━━━━━ Stored records
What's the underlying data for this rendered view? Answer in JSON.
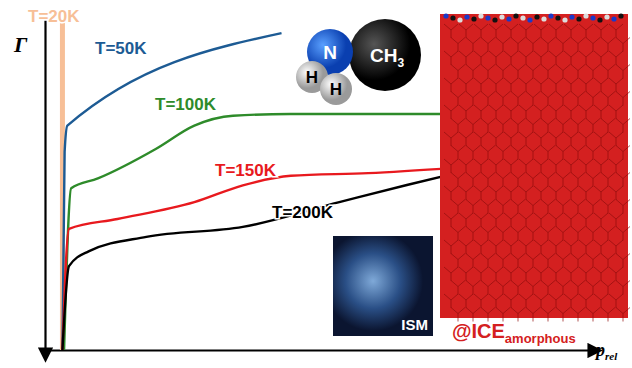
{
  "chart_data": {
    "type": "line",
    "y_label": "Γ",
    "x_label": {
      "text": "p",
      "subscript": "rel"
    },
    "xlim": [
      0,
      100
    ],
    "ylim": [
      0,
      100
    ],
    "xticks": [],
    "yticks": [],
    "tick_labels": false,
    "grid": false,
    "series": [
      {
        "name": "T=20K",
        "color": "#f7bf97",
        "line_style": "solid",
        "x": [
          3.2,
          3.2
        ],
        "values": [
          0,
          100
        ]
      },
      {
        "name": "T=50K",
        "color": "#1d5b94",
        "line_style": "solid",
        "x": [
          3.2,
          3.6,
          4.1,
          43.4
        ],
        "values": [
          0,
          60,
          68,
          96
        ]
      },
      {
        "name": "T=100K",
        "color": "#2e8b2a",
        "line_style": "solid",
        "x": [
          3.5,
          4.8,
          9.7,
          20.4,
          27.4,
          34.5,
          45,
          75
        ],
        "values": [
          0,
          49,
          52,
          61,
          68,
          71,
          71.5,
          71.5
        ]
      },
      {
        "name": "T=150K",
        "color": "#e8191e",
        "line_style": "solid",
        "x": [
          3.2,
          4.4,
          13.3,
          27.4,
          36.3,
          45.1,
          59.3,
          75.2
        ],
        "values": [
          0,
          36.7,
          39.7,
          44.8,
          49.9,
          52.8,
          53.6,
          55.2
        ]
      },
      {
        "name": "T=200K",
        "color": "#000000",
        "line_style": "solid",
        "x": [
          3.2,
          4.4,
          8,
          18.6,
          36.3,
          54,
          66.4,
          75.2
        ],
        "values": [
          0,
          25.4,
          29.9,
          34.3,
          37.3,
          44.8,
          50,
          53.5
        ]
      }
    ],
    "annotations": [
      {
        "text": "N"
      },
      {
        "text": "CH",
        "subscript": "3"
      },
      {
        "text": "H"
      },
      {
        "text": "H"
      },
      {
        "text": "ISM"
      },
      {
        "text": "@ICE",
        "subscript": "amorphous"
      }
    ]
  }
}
━━━━━━━━━━
━━━━━ Stored records
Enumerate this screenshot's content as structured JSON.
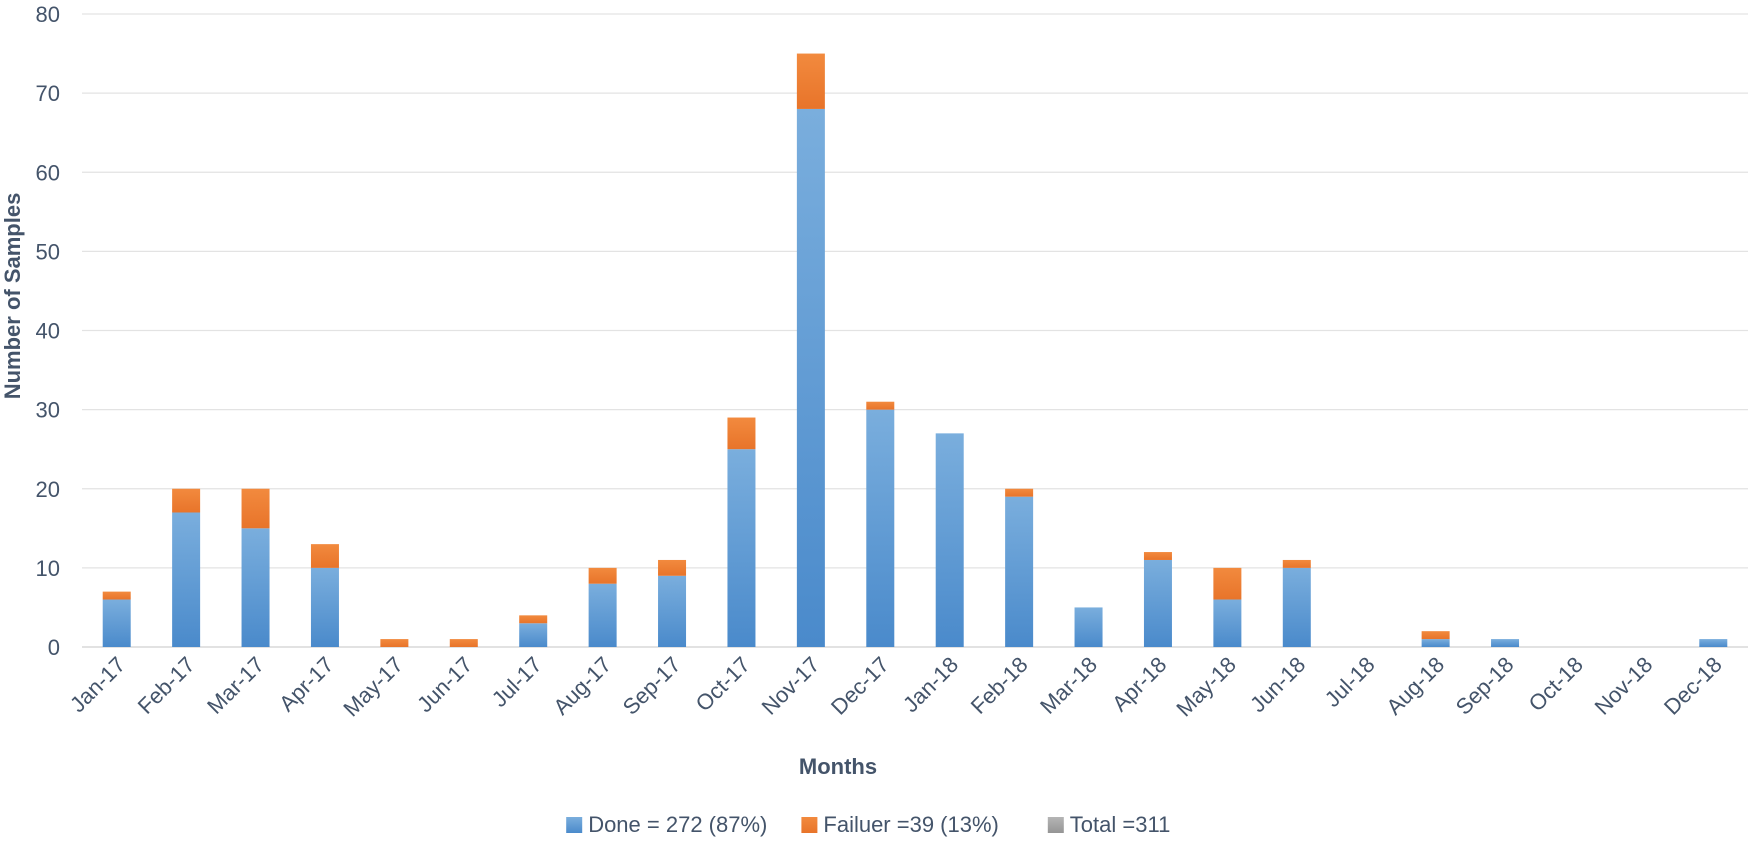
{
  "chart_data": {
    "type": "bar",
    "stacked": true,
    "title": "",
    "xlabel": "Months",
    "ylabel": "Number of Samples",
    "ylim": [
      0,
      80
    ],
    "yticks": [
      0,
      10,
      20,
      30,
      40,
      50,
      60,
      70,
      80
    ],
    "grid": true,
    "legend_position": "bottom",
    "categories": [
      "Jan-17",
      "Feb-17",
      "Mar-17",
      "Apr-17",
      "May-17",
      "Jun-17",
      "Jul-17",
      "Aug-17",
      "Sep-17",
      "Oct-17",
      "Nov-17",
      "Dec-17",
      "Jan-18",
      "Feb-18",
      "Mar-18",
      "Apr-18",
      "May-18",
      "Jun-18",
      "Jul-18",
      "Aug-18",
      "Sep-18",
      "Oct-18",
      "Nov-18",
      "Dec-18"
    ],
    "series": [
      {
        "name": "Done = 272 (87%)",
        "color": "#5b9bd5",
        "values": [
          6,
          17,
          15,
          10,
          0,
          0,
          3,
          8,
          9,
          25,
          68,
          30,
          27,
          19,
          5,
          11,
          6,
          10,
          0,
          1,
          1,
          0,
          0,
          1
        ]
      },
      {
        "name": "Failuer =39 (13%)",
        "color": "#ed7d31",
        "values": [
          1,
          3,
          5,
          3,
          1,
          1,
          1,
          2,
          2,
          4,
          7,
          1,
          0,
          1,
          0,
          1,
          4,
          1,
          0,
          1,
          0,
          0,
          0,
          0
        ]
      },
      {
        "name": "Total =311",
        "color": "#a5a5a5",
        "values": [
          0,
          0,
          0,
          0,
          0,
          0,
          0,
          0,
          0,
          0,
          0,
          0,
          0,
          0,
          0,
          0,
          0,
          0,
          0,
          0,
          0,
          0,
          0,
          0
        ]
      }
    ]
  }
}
━━━━━━━━━━
━━━━━ Stored records
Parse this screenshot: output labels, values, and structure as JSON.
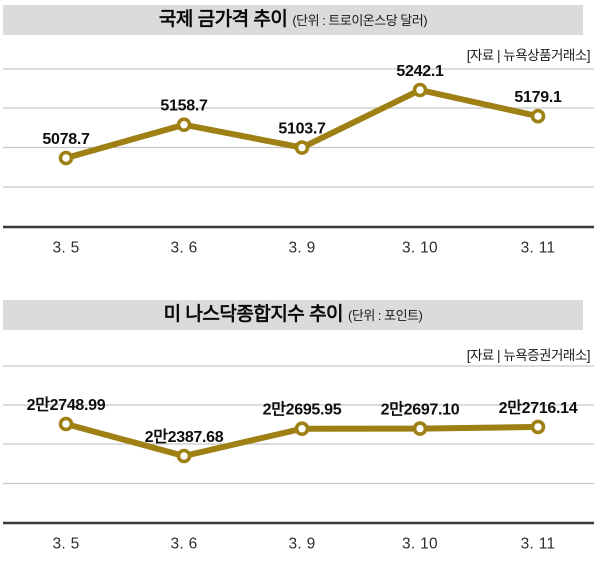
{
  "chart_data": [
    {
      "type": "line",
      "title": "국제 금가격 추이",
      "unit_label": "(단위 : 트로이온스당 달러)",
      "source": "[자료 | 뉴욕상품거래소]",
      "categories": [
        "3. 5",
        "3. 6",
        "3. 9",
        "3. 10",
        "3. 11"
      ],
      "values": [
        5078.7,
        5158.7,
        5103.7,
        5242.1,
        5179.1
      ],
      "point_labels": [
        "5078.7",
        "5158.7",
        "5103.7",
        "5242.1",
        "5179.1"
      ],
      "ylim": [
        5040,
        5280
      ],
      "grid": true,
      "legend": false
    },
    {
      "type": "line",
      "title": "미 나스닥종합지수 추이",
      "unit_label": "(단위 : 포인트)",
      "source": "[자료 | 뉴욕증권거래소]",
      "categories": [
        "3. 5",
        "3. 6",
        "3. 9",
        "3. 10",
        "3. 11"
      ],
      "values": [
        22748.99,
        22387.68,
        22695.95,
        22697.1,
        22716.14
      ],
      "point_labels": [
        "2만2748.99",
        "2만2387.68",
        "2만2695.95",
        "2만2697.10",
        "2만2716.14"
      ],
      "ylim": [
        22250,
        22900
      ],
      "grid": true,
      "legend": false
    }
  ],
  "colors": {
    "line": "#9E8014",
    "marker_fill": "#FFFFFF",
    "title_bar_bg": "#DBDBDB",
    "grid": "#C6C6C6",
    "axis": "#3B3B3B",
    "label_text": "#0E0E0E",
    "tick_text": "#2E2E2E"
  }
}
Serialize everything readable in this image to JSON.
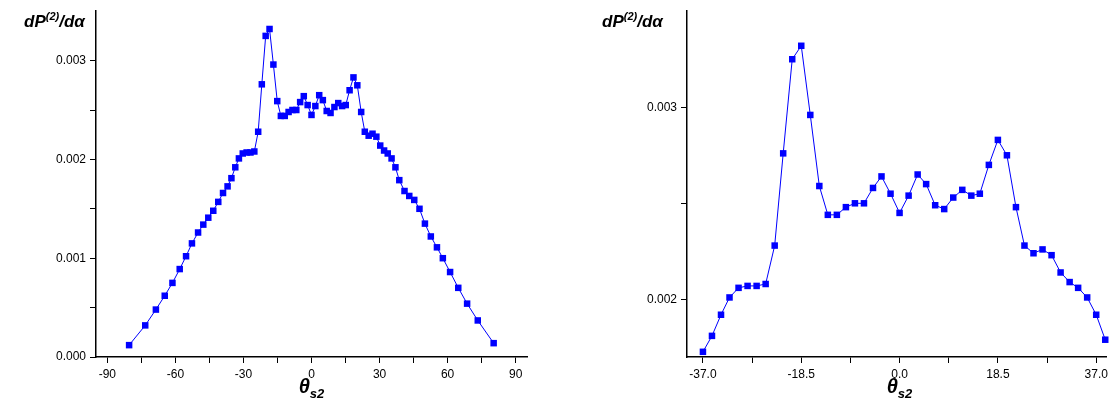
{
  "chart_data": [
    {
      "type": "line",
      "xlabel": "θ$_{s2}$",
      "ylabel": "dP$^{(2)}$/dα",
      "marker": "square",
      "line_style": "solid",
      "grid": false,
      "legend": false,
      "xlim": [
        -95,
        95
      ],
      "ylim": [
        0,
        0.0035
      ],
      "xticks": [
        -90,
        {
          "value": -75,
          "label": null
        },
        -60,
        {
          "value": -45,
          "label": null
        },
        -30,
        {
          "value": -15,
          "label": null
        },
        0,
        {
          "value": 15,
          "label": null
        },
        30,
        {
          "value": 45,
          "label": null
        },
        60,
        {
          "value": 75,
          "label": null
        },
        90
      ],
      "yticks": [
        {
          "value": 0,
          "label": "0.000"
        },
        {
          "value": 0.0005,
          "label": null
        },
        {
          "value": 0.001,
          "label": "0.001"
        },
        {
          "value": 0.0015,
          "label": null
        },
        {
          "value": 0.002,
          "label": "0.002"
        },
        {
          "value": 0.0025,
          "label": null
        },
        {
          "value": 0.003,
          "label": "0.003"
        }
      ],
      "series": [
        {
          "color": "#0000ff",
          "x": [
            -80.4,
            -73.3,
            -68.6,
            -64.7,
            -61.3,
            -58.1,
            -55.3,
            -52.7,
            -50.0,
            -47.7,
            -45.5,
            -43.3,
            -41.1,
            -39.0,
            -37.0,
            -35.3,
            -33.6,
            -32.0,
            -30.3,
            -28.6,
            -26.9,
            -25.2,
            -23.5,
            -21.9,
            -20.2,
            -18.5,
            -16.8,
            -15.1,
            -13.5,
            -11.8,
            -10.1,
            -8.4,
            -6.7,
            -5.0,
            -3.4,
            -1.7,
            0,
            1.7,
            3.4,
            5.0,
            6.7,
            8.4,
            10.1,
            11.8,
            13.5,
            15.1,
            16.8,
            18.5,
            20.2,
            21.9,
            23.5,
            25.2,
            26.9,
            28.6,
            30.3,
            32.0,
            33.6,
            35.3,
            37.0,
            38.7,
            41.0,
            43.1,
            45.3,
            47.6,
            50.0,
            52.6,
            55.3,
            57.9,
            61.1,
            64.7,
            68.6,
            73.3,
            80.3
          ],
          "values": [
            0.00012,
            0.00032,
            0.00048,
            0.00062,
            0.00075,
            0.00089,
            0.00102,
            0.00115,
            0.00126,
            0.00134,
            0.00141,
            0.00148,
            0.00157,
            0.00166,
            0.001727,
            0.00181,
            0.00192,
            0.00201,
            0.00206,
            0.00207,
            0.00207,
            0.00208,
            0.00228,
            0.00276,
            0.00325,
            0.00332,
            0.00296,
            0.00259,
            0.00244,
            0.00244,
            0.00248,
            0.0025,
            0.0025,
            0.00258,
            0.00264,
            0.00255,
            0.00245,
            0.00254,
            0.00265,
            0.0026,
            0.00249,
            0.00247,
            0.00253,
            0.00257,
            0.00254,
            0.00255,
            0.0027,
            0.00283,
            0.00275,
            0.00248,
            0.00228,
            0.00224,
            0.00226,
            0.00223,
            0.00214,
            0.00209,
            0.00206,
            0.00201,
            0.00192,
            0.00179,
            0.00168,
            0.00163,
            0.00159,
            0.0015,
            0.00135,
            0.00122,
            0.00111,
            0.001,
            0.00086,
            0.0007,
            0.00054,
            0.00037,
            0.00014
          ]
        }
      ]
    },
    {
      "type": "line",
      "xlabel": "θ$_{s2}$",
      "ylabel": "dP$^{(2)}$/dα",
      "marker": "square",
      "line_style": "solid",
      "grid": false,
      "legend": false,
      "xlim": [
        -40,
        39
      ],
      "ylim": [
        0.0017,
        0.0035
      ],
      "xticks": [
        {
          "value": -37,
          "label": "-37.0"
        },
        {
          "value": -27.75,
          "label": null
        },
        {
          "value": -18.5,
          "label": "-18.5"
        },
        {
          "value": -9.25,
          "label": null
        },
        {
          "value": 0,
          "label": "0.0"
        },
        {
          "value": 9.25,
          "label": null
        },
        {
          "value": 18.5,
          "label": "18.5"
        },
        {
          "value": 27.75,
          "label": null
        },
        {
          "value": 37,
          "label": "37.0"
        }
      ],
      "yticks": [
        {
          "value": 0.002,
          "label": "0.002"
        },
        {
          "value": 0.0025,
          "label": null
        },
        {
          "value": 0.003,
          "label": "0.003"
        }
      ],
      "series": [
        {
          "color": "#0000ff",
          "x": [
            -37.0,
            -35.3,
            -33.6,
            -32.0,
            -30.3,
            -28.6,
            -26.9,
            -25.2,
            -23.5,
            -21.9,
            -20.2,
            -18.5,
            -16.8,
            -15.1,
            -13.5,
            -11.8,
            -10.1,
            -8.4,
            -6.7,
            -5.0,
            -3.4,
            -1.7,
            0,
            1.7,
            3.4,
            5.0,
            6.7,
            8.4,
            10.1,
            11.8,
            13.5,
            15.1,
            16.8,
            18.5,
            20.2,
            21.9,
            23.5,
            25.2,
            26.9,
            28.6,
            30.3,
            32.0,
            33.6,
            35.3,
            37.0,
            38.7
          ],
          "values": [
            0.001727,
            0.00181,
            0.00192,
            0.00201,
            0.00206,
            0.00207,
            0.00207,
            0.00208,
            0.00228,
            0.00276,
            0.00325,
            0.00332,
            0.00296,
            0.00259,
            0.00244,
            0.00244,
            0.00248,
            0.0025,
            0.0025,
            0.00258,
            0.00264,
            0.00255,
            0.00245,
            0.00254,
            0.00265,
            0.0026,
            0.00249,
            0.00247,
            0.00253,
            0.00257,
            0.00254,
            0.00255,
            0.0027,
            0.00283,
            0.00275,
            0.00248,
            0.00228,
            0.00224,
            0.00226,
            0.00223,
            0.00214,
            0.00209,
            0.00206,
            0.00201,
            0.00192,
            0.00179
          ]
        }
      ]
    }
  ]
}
━━━━━━━━━━
**Task to carry out:**
Search the lines above for the string "this", then show every one that has it.

**Completed exercise:**
What's the underlying data for this rendered view? Answer in JSON.
Enumerate this screenshot's content as structured JSON.
Parse this screenshot: output labels, values, and structure as JSON.
Serialize everything readable in this image to JSON.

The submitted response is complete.